= WHAT THE TASK REQUIRES =
Your task is to repeat all of the data exactly while excluding the pictures.
━━━━━━━━
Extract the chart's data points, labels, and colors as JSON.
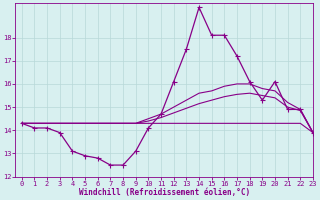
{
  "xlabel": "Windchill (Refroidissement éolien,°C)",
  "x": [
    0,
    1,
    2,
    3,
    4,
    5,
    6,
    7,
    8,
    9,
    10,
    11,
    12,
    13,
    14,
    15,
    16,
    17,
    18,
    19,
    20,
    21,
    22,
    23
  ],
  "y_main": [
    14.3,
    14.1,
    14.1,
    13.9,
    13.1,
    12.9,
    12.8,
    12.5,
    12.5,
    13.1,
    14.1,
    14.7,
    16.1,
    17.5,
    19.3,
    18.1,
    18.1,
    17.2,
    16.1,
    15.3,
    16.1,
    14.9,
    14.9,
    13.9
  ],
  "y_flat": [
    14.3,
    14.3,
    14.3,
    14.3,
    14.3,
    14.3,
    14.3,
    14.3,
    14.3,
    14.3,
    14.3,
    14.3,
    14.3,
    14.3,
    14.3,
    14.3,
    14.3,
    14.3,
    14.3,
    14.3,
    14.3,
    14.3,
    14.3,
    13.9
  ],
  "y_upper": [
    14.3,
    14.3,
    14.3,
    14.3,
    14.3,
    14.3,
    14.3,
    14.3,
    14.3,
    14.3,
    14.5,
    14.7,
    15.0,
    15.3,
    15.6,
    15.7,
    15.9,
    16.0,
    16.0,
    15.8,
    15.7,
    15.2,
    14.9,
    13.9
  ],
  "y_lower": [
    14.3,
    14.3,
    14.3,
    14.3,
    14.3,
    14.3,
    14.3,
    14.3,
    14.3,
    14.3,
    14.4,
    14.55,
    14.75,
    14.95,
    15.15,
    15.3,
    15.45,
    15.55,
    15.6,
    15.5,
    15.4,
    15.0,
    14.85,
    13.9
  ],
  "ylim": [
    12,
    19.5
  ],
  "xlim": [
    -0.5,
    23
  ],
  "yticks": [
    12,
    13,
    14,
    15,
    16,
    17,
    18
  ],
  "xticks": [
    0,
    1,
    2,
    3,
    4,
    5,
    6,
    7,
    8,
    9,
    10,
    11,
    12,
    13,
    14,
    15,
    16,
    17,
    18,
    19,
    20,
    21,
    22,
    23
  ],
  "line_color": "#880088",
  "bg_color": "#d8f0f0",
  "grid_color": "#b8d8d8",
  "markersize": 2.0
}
━━━━━━━━
= SOLUTION =
Extract the chart's data points, labels, and colors as JSON.
{
  "xlabel": "Windchill (Refroidissement éolien,°C)",
  "x": [
    0,
    1,
    2,
    3,
    4,
    5,
    6,
    7,
    8,
    9,
    10,
    11,
    12,
    13,
    14,
    15,
    16,
    17,
    18,
    19,
    20,
    21,
    22,
    23
  ],
  "y_main": [
    14.3,
    14.1,
    14.1,
    13.9,
    13.1,
    12.9,
    12.8,
    12.5,
    12.5,
    13.1,
    14.1,
    14.7,
    16.1,
    17.5,
    19.3,
    18.1,
    18.1,
    17.2,
    16.1,
    15.3,
    16.1,
    14.9,
    14.9,
    13.9
  ],
  "y_flat": [
    14.3,
    14.3,
    14.3,
    14.3,
    14.3,
    14.3,
    14.3,
    14.3,
    14.3,
    14.3,
    14.3,
    14.3,
    14.3,
    14.3,
    14.3,
    14.3,
    14.3,
    14.3,
    14.3,
    14.3,
    14.3,
    14.3,
    14.3,
    13.9
  ],
  "y_upper": [
    14.3,
    14.3,
    14.3,
    14.3,
    14.3,
    14.3,
    14.3,
    14.3,
    14.3,
    14.3,
    14.5,
    14.7,
    15.0,
    15.3,
    15.6,
    15.7,
    15.9,
    16.0,
    16.0,
    15.8,
    15.7,
    15.2,
    14.9,
    13.9
  ],
  "y_lower": [
    14.3,
    14.3,
    14.3,
    14.3,
    14.3,
    14.3,
    14.3,
    14.3,
    14.3,
    14.3,
    14.4,
    14.55,
    14.75,
    14.95,
    15.15,
    15.3,
    15.45,
    15.55,
    15.6,
    15.5,
    15.4,
    15.0,
    14.85,
    13.9
  ],
  "ylim": [
    12,
    19.5
  ],
  "xlim": [
    -0.5,
    23
  ],
  "yticks": [
    12,
    13,
    14,
    15,
    16,
    17,
    18
  ],
  "xticks": [
    0,
    1,
    2,
    3,
    4,
    5,
    6,
    7,
    8,
    9,
    10,
    11,
    12,
    13,
    14,
    15,
    16,
    17,
    18,
    19,
    20,
    21,
    22,
    23
  ],
  "line_color": "#880088",
  "bg_color": "#d8f0f0",
  "grid_color": "#b8d8d8",
  "markersize": 2.0
}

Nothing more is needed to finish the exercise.